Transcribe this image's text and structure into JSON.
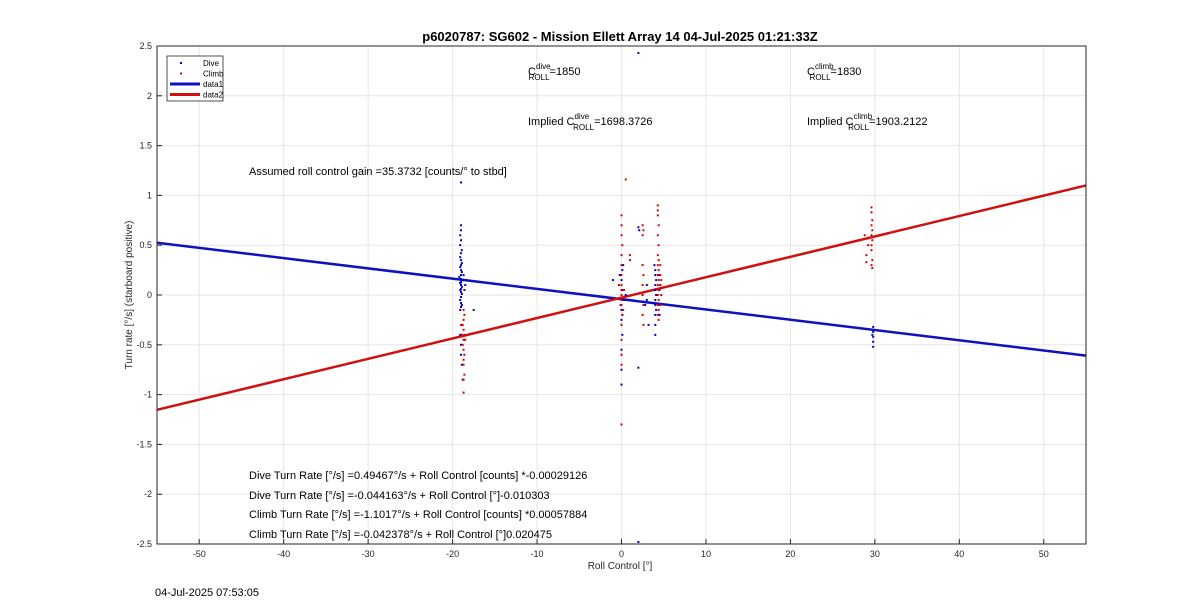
{
  "chart_data": {
    "type": "scatter",
    "title": "p6020787: SG602 - Mission Ellett Array 14 04-Jul-2025 01:21:33Z",
    "xlabel": "Roll Control [°]",
    "ylabel": "Turn rate [°/s] (starboard positive)",
    "xlim": [
      -55,
      55
    ],
    "ylim": [
      -2.5,
      2.5
    ],
    "xticks": [
      -50,
      -40,
      -30,
      -20,
      -10,
      0,
      10,
      20,
      30,
      40,
      50
    ],
    "yticks": [
      -2.5,
      -2,
      -1.5,
      -1,
      -0.5,
      0,
      0.5,
      1,
      1.5,
      2,
      2.5
    ],
    "grid": true,
    "legend_position": "top-left",
    "colors": {
      "dive": "#0000cc",
      "climb": "#dd0000",
      "data1": "#1010c0",
      "data2": "#d01010"
    },
    "legend": [
      {
        "label": "Dive",
        "kind": "point",
        "color": "#0000cc"
      },
      {
        "label": "Climb",
        "kind": "point",
        "color": "#dd0000"
      },
      {
        "label": "data1",
        "kind": "line",
        "color": "#1010c0"
      },
      {
        "label": "data2",
        "kind": "line",
        "color": "#d01010"
      }
    ],
    "series": [
      {
        "name": "Dive",
        "kind": "scatter",
        "color": "#0000cc",
        "points": [
          [
            -19,
            1.13
          ],
          [
            -19,
            0.7
          ],
          [
            -19,
            0.65
          ],
          [
            -19.1,
            0.6
          ],
          [
            -19,
            0.55
          ],
          [
            -19.1,
            0.5
          ],
          [
            -18.9,
            0.45
          ],
          [
            -19,
            0.42
          ],
          [
            -19.1,
            0.38
          ],
          [
            -19,
            0.35
          ],
          [
            -18.9,
            0.32
          ],
          [
            -19,
            0.3
          ],
          [
            -19.1,
            0.28
          ],
          [
            -19,
            0.25
          ],
          [
            -18.9,
            0.23
          ],
          [
            -19,
            0.2
          ],
          [
            -19.2,
            0.18
          ],
          [
            -19,
            0.16
          ],
          [
            -18.8,
            0.15
          ],
          [
            -19,
            0.13
          ],
          [
            -19.1,
            0.12
          ],
          [
            -19,
            0.1
          ],
          [
            -18.9,
            0.08
          ],
          [
            -19,
            0.06
          ],
          [
            -19.1,
            0.05
          ],
          [
            -19,
            0.03
          ],
          [
            -18.9,
            0.01
          ],
          [
            -19,
            -0.02
          ],
          [
            -19.1,
            -0.05
          ],
          [
            -19,
            -0.08
          ],
          [
            -18.9,
            -0.1
          ],
          [
            -19,
            -0.12
          ],
          [
            -19.1,
            -0.15
          ],
          [
            -18.5,
            0.1
          ],
          [
            -18.6,
            0.05
          ],
          [
            -18.7,
            0.2
          ],
          [
            -18.4,
            0.15
          ],
          [
            -17.5,
            -0.15
          ],
          [
            -19,
            -0.3
          ],
          [
            -19,
            -0.5
          ],
          [
            -18.9,
            -0.7
          ],
          [
            -18.8,
            -0.85
          ],
          [
            -19,
            -0.6
          ],
          [
            -19.1,
            -0.4
          ],
          [
            0,
            0.15
          ],
          [
            0,
            0.1
          ],
          [
            0.1,
            0.05
          ],
          [
            0,
            0.0
          ],
          [
            0,
            -0.05
          ],
          [
            -0.1,
            -0.1
          ],
          [
            0,
            -0.15
          ],
          [
            0.1,
            -0.2
          ],
          [
            0,
            -0.25
          ],
          [
            0,
            -0.3
          ],
          [
            0.1,
            -0.4
          ],
          [
            0,
            -0.55
          ],
          [
            0,
            -0.6
          ],
          [
            0,
            -0.75
          ],
          [
            0,
            -0.9
          ],
          [
            0.2,
            0.3
          ],
          [
            0.1,
            0.25
          ],
          [
            -0.2,
            0.2
          ],
          [
            -1,
            0.15
          ],
          [
            0.3,
            -0.05
          ],
          [
            0.5,
            0.0
          ],
          [
            2,
            2.43
          ],
          [
            2,
            0.68
          ],
          [
            2.1,
            0.65
          ],
          [
            2,
            -0.73
          ],
          [
            2,
            -2.48
          ],
          [
            3,
            0.1
          ],
          [
            2.8,
            -0.1
          ],
          [
            3.2,
            -0.3
          ],
          [
            3,
            -0.05
          ],
          [
            4,
            0.25
          ],
          [
            4,
            0.2
          ],
          [
            4.1,
            0.15
          ],
          [
            4,
            0.1
          ],
          [
            4,
            0.05
          ],
          [
            4.1,
            0.0
          ],
          [
            4,
            -0.05
          ],
          [
            4,
            -0.1
          ],
          [
            4.1,
            -0.15
          ],
          [
            4,
            -0.2
          ],
          [
            4,
            -0.3
          ],
          [
            4,
            -0.4
          ],
          [
            3.9,
            0.3
          ],
          [
            4.5,
            0.05
          ],
          [
            4.4,
            -0.1
          ],
          [
            4.6,
            0.1
          ],
          [
            4.5,
            -0.2
          ],
          [
            4.4,
            0.2
          ],
          [
            29.8,
            -0.32
          ],
          [
            29.8,
            -0.37
          ],
          [
            29.8,
            -0.42
          ],
          [
            29.8,
            -0.47
          ],
          [
            29.8,
            -0.52
          ],
          [
            29.7,
            -0.4
          ]
        ]
      },
      {
        "name": "Climb",
        "kind": "scatter",
        "color": "#dd0000",
        "points": [
          [
            -18.7,
            -0.15
          ],
          [
            -18.6,
            -0.2
          ],
          [
            -18.7,
            -0.25
          ],
          [
            -18.8,
            -0.3
          ],
          [
            -18.7,
            -0.35
          ],
          [
            -18.6,
            -0.4
          ],
          [
            -18.7,
            -0.45
          ],
          [
            -18.8,
            -0.5
          ],
          [
            -18.7,
            -0.55
          ],
          [
            -18.6,
            -0.6
          ],
          [
            -18.7,
            -0.65
          ],
          [
            -18.7,
            -0.7
          ],
          [
            -18.6,
            -0.8
          ],
          [
            -18.7,
            -0.85
          ],
          [
            -18.7,
            -0.98
          ],
          [
            -18.9,
            -0.4
          ],
          [
            -19,
            -0.3
          ],
          [
            -18.5,
            -0.45
          ],
          [
            0,
            0.8
          ],
          [
            0,
            0.7
          ],
          [
            0,
            0.6
          ],
          [
            0.1,
            0.5
          ],
          [
            0,
            0.4
          ],
          [
            0,
            0.3
          ],
          [
            0,
            0.2
          ],
          [
            0,
            0.1
          ],
          [
            0,
            0.05
          ],
          [
            0,
            0.0
          ],
          [
            0,
            -0.05
          ],
          [
            0,
            -0.1
          ],
          [
            0.1,
            -0.2
          ],
          [
            0,
            -0.3
          ],
          [
            0,
            -0.45
          ],
          [
            0,
            -0.6
          ],
          [
            0,
            -0.7
          ],
          [
            0,
            -1.3
          ],
          [
            0.5,
            1.16
          ],
          [
            0.3,
            0.05
          ],
          [
            -0.3,
            0.1
          ],
          [
            0.2,
            -0.15
          ],
          [
            1,
            0.4
          ],
          [
            1,
            0.35
          ],
          [
            2.5,
            0.7
          ],
          [
            2.6,
            0.65
          ],
          [
            2.5,
            0.6
          ],
          [
            2.5,
            0.3
          ],
          [
            2.6,
            0.2
          ],
          [
            2.5,
            0.1
          ],
          [
            2.5,
            0.0
          ],
          [
            2.6,
            -0.1
          ],
          [
            2.5,
            -0.2
          ],
          [
            2.6,
            -0.3
          ],
          [
            4.3,
            0.9
          ],
          [
            4.3,
            0.85
          ],
          [
            4.3,
            0.8
          ],
          [
            4.4,
            0.7
          ],
          [
            4.3,
            0.6
          ],
          [
            4.4,
            0.5
          ],
          [
            4.3,
            0.4
          ],
          [
            4.4,
            0.35
          ],
          [
            4.3,
            0.3
          ],
          [
            4.4,
            0.25
          ],
          [
            4.3,
            0.2
          ],
          [
            4.4,
            0.15
          ],
          [
            4.3,
            0.1
          ],
          [
            4.4,
            0.05
          ],
          [
            4.3,
            0.0
          ],
          [
            4.4,
            -0.05
          ],
          [
            4.3,
            -0.1
          ],
          [
            4.4,
            -0.15
          ],
          [
            4.3,
            -0.2
          ],
          [
            4.4,
            -0.25
          ],
          [
            4.6,
            0.3
          ],
          [
            4.6,
            0.2
          ],
          [
            4.6,
            0.1
          ],
          [
            4.7,
            0.0
          ],
          [
            4.6,
            -0.1
          ],
          [
            4.7,
            0.15
          ],
          [
            29.6,
            0.88
          ],
          [
            29.6,
            0.83
          ],
          [
            29.7,
            0.75
          ],
          [
            29.6,
            0.7
          ],
          [
            29.7,
            0.65
          ],
          [
            29.6,
            0.6
          ],
          [
            29.7,
            0.55
          ],
          [
            29.6,
            0.5
          ],
          [
            29.6,
            0.45
          ],
          [
            29.7,
            0.35
          ],
          [
            29.6,
            0.3
          ],
          [
            29.7,
            0.27
          ],
          [
            29,
            0.4
          ],
          [
            29,
            0.33
          ],
          [
            28.8,
            0.6
          ],
          [
            29.2,
            0.5
          ]
        ]
      },
      {
        "name": "data1",
        "kind": "line",
        "color": "#1010c0",
        "x": [
          -55,
          55
        ],
        "y": [
          0.525,
          -0.609
        ]
      },
      {
        "name": "data2",
        "kind": "line",
        "color": "#d01010",
        "x": [
          -55,
          55
        ],
        "y": [
          -1.153,
          1.1
        ]
      }
    ]
  },
  "annotations": {
    "cdive_base": "C",
    "cdive_sup": "dive",
    "cdive_sub": "ROLL",
    "cdive_value": "=1850",
    "cclimb_base": "C",
    "cclimb_sup": "climb",
    "cclimb_sub": "ROLL",
    "cclimb_value": "=1830",
    "implied_dive_prefix": "Implied C",
    "implied_dive_sup": "dive",
    "implied_dive_sub": "ROLL",
    "implied_dive_value": "=1698.3726",
    "implied_climb_prefix": "Implied C",
    "implied_climb_sup": "climb",
    "implied_climb_sub": "ROLL",
    "implied_climb_value": "=1903.2122",
    "gain": "Assumed roll control gain =35.3732 [counts/° to stbd]",
    "eq1": "Dive Turn Rate [°/s] =0.49467°/s + Roll Control [counts] *-0.00029126",
    "eq2": "Dive Turn Rate [°/s] =-0.044163°/s + Roll Control [°]-0.010303",
    "eq3": "Climb Turn Rate [°/s] =-1.1017°/s + Roll Control [counts] *0.00057884",
    "eq4": "Climb Turn Rate [°/s] =-0.042378°/s + Roll Control [°]0.020475"
  },
  "footer": {
    "timestamp": "04-Jul-2025 07:53:05"
  }
}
◆ ◆ ◆ ◆ ◆
-- Aim of the task --
Gather and copy every line of the data in which the string "name" is found.

-- Result for this task --
        "name": "Dive",
        "name": "Climb",
        "name": "data1",
        "name": "data2",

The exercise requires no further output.